WHAT IS BEING ASKED -
Lines that include the word "victim" are the ones to copy.

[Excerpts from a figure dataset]
>> start
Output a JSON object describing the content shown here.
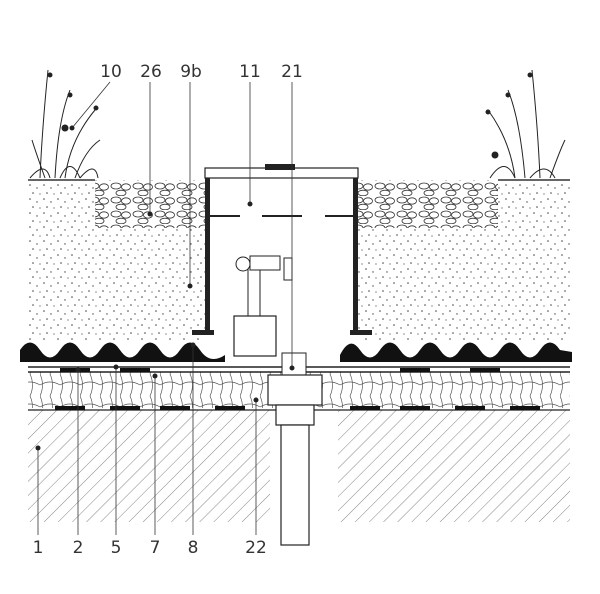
{
  "diagram": {
    "top_labels": [
      "10",
      "26",
      "9b",
      "11",
      "21"
    ],
    "bottom_labels": [
      "1",
      "2",
      "5",
      "7",
      "8",
      "22"
    ]
  }
}
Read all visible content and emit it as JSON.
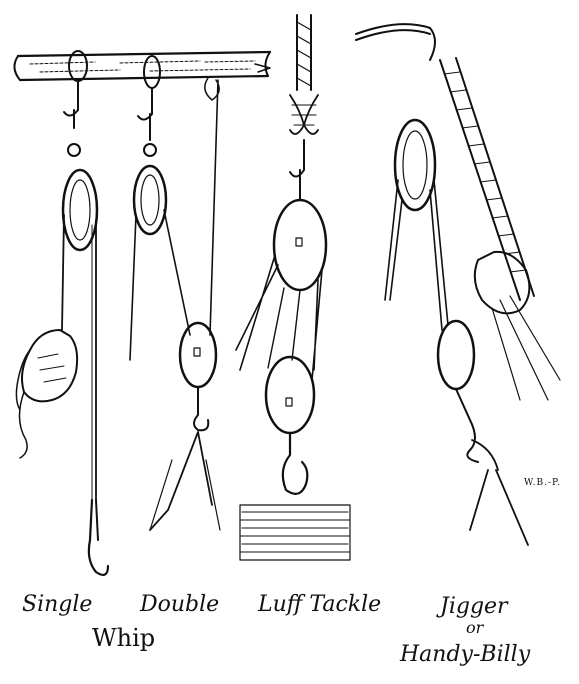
{
  "figure": {
    "signature": "W.B.-P.",
    "captions": {
      "single": "Single",
      "double": "Double",
      "whip": "Whip",
      "luff_tackle": "Luff Tackle",
      "jigger": "Jigger",
      "or": "or",
      "handy_billy": "Handy-Billy"
    }
  }
}
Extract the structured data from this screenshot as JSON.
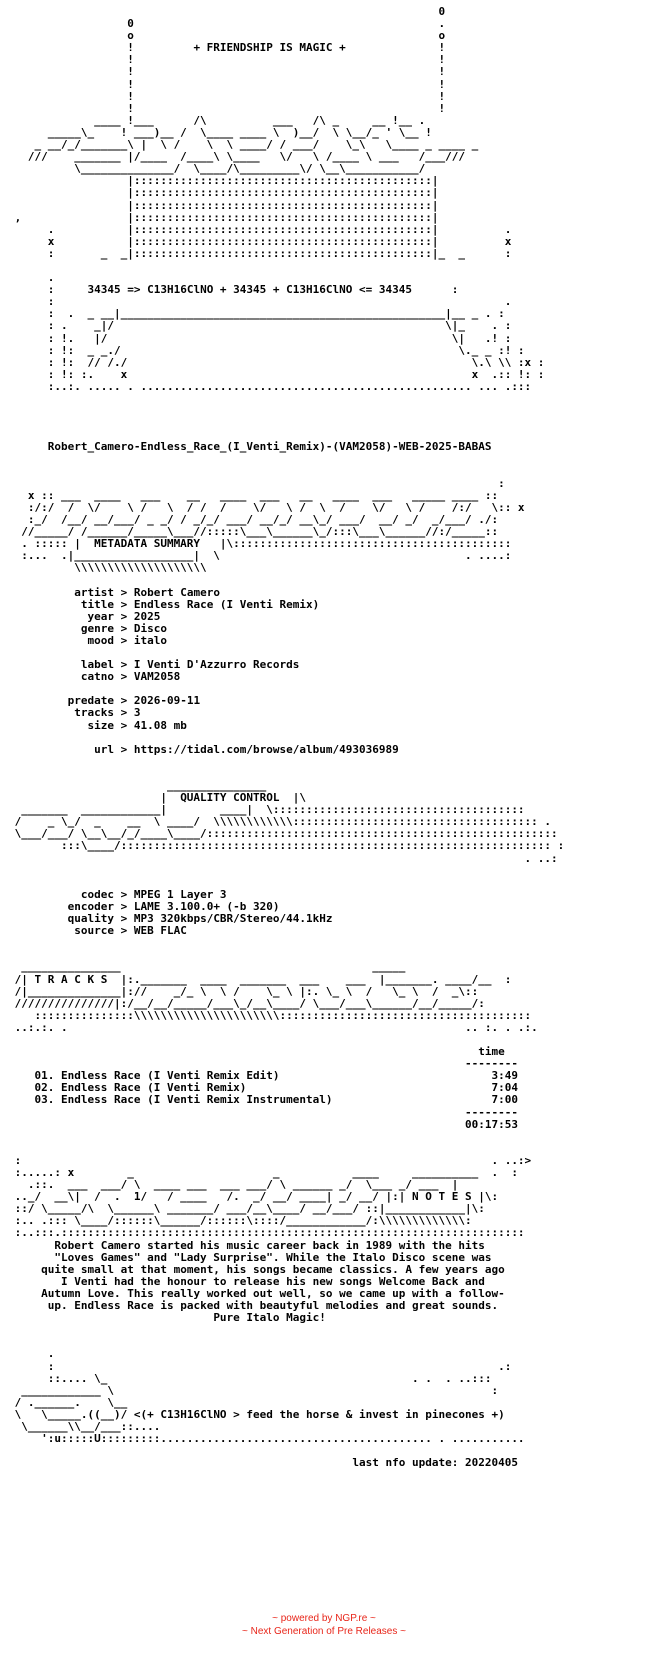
{
  "nfo": {
    "release_name": "Robert_Camero-Endless_Race_(I_Venti_Remix)-(VAM2058)-WEB-2025-BABAS",
    "banner_motto": "+ FRIENDSHIP IS MAGIC +",
    "banner_formula": "34345 => C13H16ClNO + 34345 + C13H16ClNO <= 34345",
    "metadata_heading": "METADATA SUMMARY",
    "metadata": {
      "artist": "Robert Camero",
      "title": "Endless Race (I Venti Remix)",
      "year": "2025",
      "genre": "Disco",
      "mood": "italo",
      "label": "I Venti D'Azzurro Records",
      "catno": "VAM2058",
      "predate": "2026-09-11",
      "tracks": "3",
      "size": "41.08 mb",
      "url": "https://tidal.com/browse/album/493036989"
    },
    "quality_heading": "QUALITY CONTROL",
    "quality": {
      "codec": "MPEG 1 Layer 3",
      "encoder": "LAME 3.100.0+ (-b 320)",
      "quality": "MP3 320kbps/CBR/Stereo/44.1kHz",
      "source": "WEB FLAC"
    },
    "tracks_heading": "T R A C K S",
    "time_header": "time",
    "track_list": [
      {
        "num": "01.",
        "title": "Endless Race (I Venti Remix Edit)",
        "time": "3:49"
      },
      {
        "num": "02.",
        "title": "Endless Race (I Venti Remix)",
        "time": "7:04"
      },
      {
        "num": "03.",
        "title": "Endless Race (I Venti Remix Instrumental)",
        "time": "7:00"
      }
    ],
    "total_time": "00:17:53",
    "notes_heading": "N O T E S",
    "notes": [
      "Robert Camero started his music career back in 1989 with the hits",
      "\"Loves Games\" and \"Lady Surprise\". While the Italo Disco scene was",
      "quite small at that moment, his songs became classics. A few years ago",
      "I Venti had the honour to release his new songs Welcome Back and",
      "Autumn Love. This really worked out well, so we came up with a follow-",
      "up. Endless Race is packed with beautyful melodies and great sounds.",
      "Pure Italo Magic!"
    ],
    "sign_off": "<(+ C13H16ClNO > feed the horse & invest in pinecones +)",
    "last_update": "last nfo update: 20220405"
  },
  "footer": {
    "line1": "~ powered by NGP.re ~",
    "line2": "~ Next Generation of Pre Releases ~"
  }
}
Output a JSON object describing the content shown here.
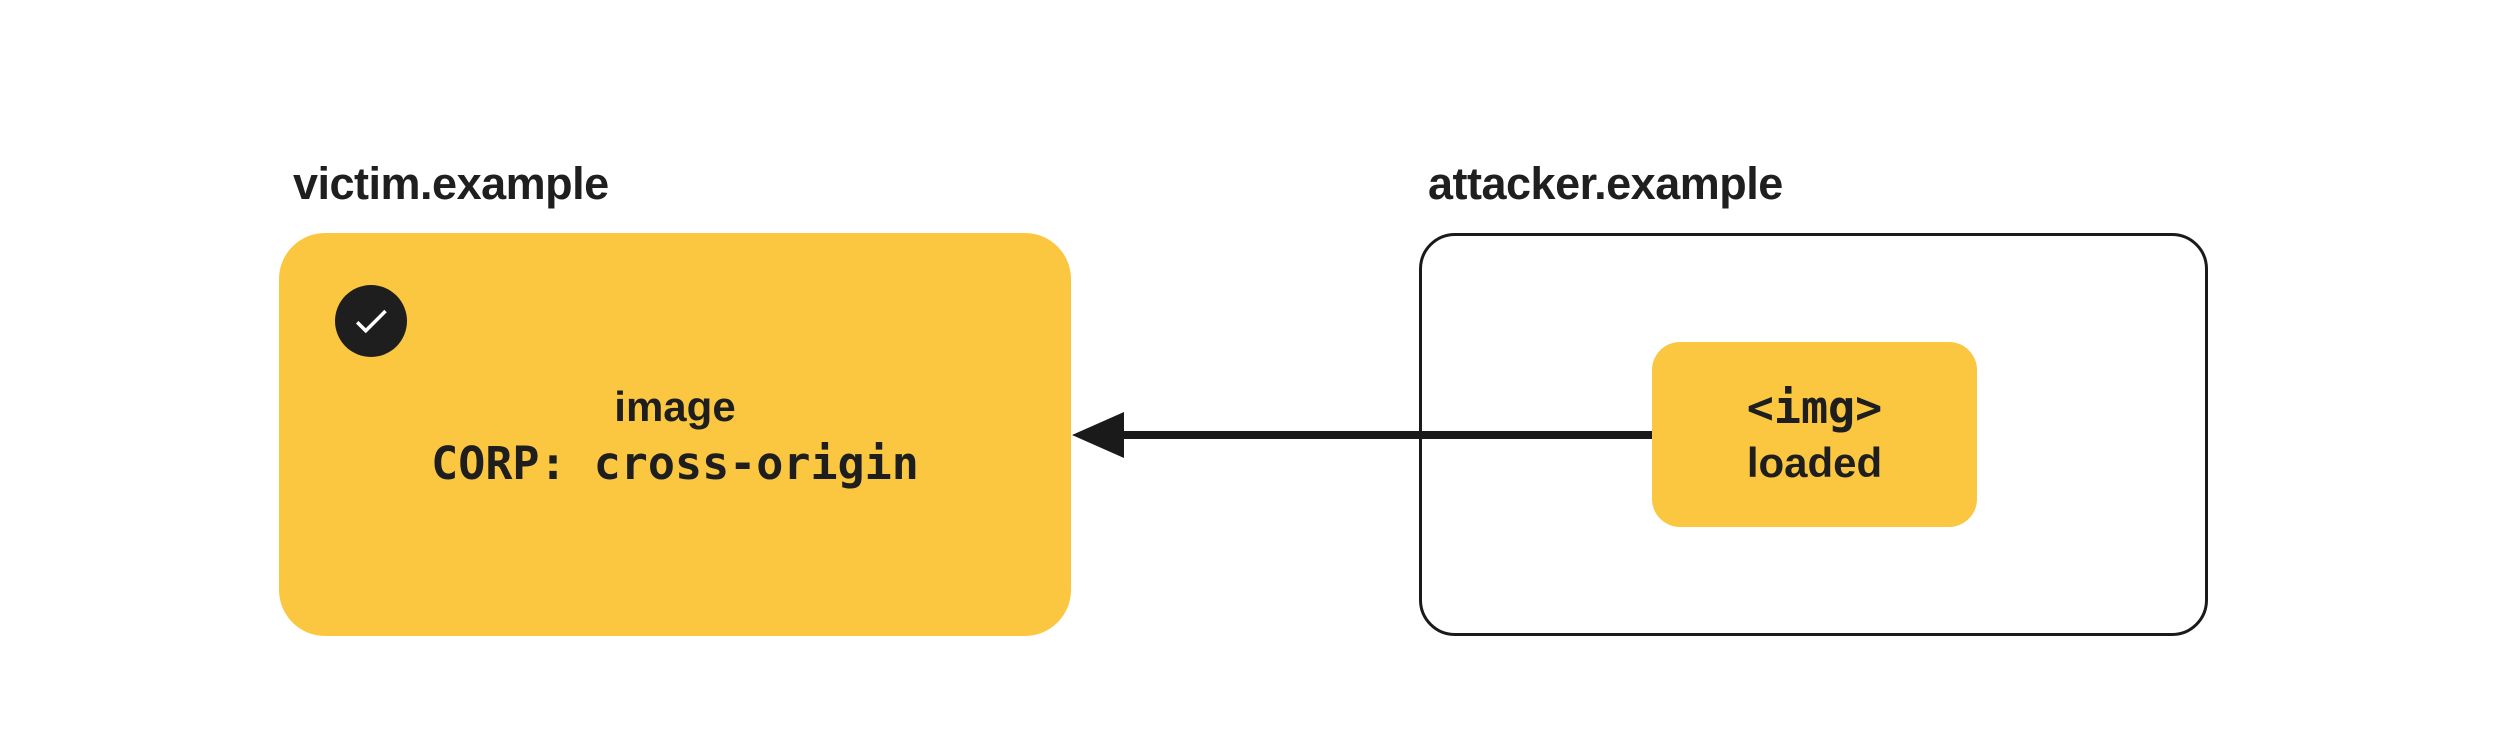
{
  "diagram": {
    "topic": "CORP cross-origin image request allowed",
    "victim": {
      "domain": "victim.example",
      "badge_icon": "check-icon",
      "resource_label": "image",
      "corp_header": "CORP: cross-origin"
    },
    "attacker": {
      "domain": "attacker.example",
      "img_tag": "<img>",
      "status_label": "loaded"
    },
    "arrow": {
      "icon": "left-arrow-icon",
      "direction": "right-to-left",
      "from": "attacker.example",
      "to": "victim.example"
    },
    "colors": {
      "accent_yellow": "#FBC740",
      "ink": "#1E1E1E",
      "background": "#FFFFFF",
      "check_mark": "#FFFFFF"
    }
  }
}
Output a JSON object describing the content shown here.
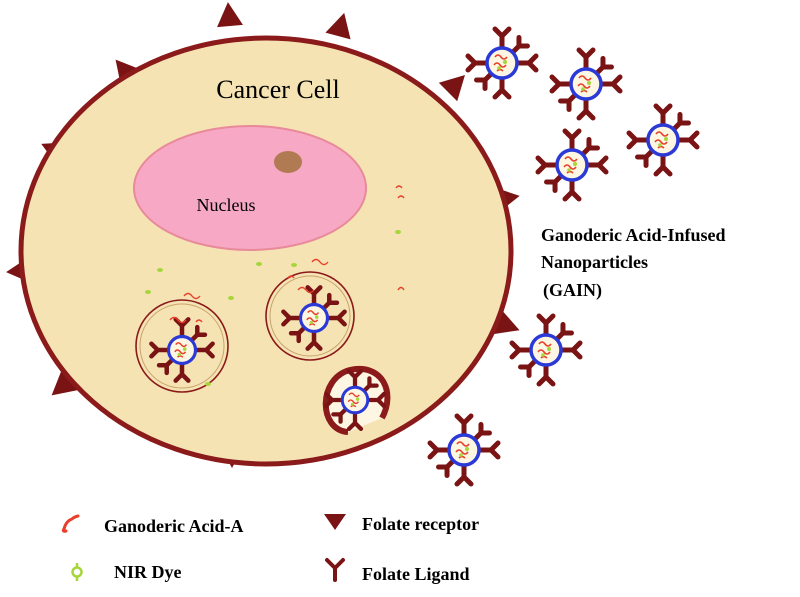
{
  "cell": {
    "label": "Cancer Cell",
    "fill": "#f5e3b3",
    "outline": "#8b1a1a"
  },
  "nucleus": {
    "label": "Nucleus",
    "fill": "#f7a8c4",
    "outline": "#e88a9a",
    "nucleolus_color": "#b07a52"
  },
  "particles_label": {
    "line1": "Ganoderic Acid-Infused",
    "line2": "Nanoparticles",
    "line3": "(GAIN)"
  },
  "legend": {
    "items": [
      {
        "label": "Ganoderic Acid-A",
        "icon": "ganoderic-acid-icon"
      },
      {
        "label": "NIR Dye",
        "icon": "nir-dye-icon"
      },
      {
        "label": "Folate receptor",
        "icon": "folate-receptor-icon"
      },
      {
        "label": "Folate Ligand",
        "icon": "folate-ligand-icon"
      }
    ]
  },
  "colors": {
    "receptor": "#7a1414",
    "nanoparticle_ring": "#2b3ad6",
    "ganoderic_acid": "#e8402a",
    "nir_dye": "#a6d63a"
  }
}
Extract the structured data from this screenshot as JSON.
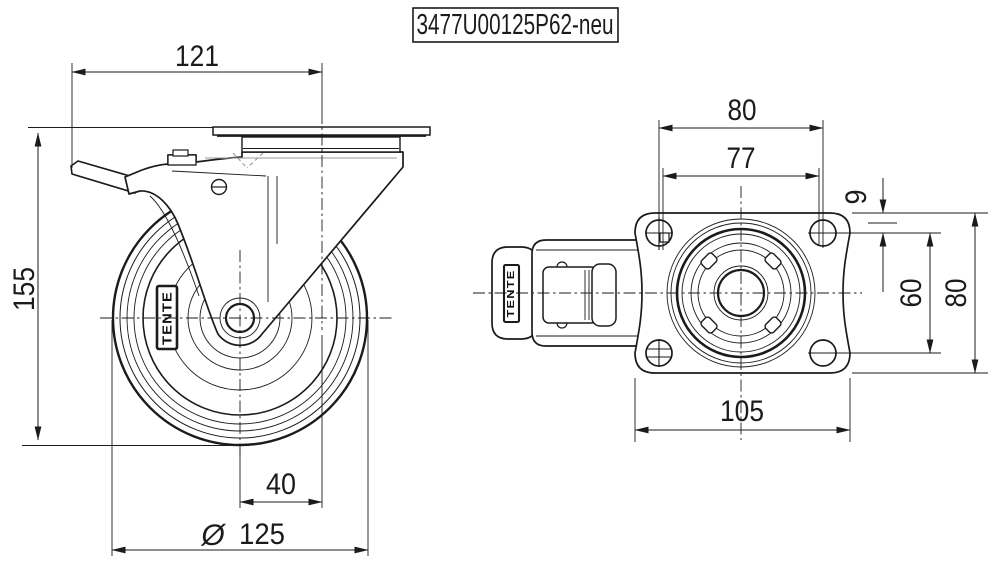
{
  "title_block": {
    "part_number": "3477U00125P62-neu"
  },
  "brand_label": "TENTE",
  "side_view": {
    "dims": {
      "overall_width": "121",
      "overall_height": "155",
      "hub_offset": "40",
      "diameter_symbol": "Ø",
      "wheel_diameter": "125"
    }
  },
  "top_view": {
    "dims": {
      "bolt_spacing_width": "80",
      "bolt_spacing_inner": "77",
      "edge_to_hole": "9",
      "bolt_spacing_height": "60",
      "plate_height": "80",
      "plate_width": "105"
    }
  }
}
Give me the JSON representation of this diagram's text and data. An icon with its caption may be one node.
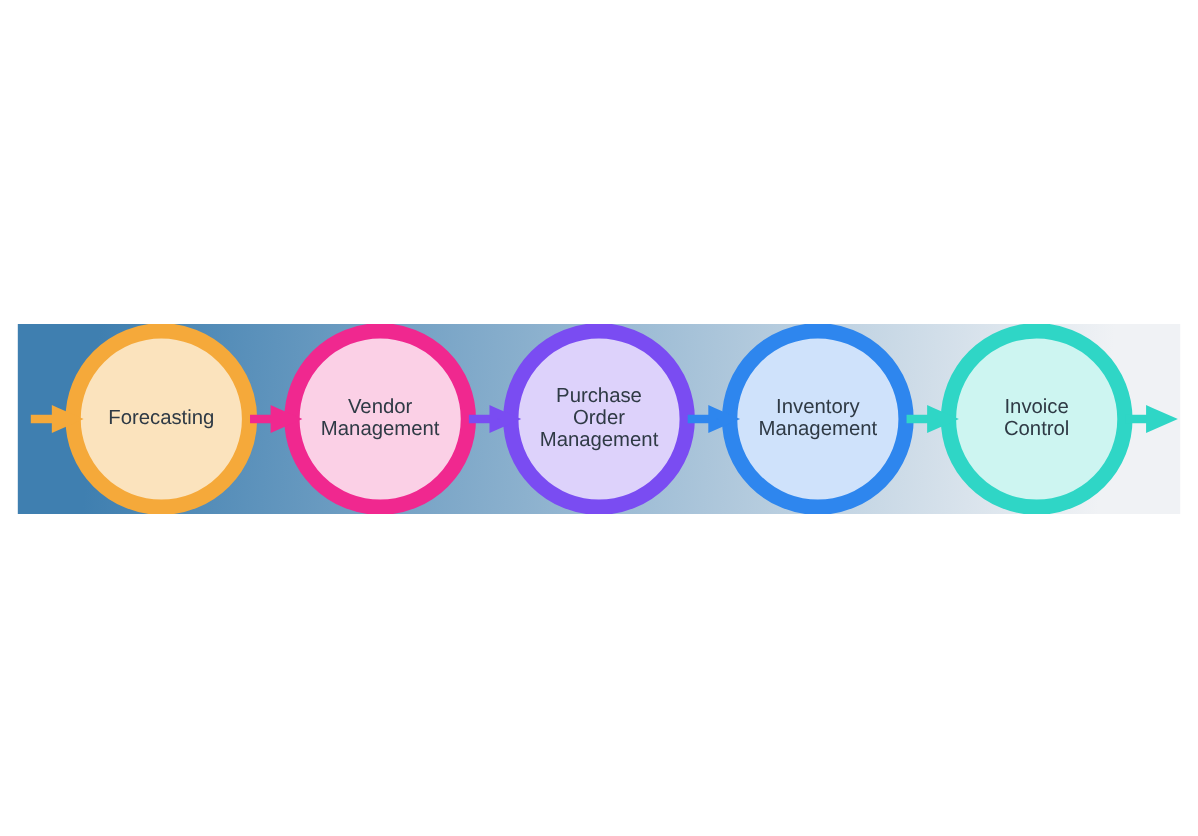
{
  "diagram": {
    "nodes": [
      {
        "text": [
          "Forecasting"
        ]
      },
      {
        "text": [
          "Vendor Management"
        ]
      },
      {
        "text": [
          "Purchase Order Management"
        ]
      },
      {
        "text": [
          "Inventory Management"
        ]
      },
      {
        "text": [
          "Invoice Control"
        ]
      }
    ],
    "edges": [
      {
        "from": null,
        "to": 0,
        "arrow": "to",
        "color": "#f5a93a"
      },
      {
        "from": 0,
        "to": 1,
        "arrow": "to",
        "color": "#f0288f"
      },
      {
        "from": 1,
        "to": 2,
        "arrow": "to",
        "color": "#7a4cf2"
      },
      {
        "from": 2,
        "to": 3,
        "arrow": "to",
        "color": "#2e86ee"
      },
      {
        "from": 3,
        "to": 4,
        "arrow": "to",
        "color": "#2fd6c6"
      },
      {
        "from": 4,
        "to": null,
        "arrow": "to",
        "color": "#2fd6c6"
      }
    ]
  }
}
>> end
ANSWER FOR THE TASK -
    "victim": {
      "domain": "victim.example",
      "to": "victim.example"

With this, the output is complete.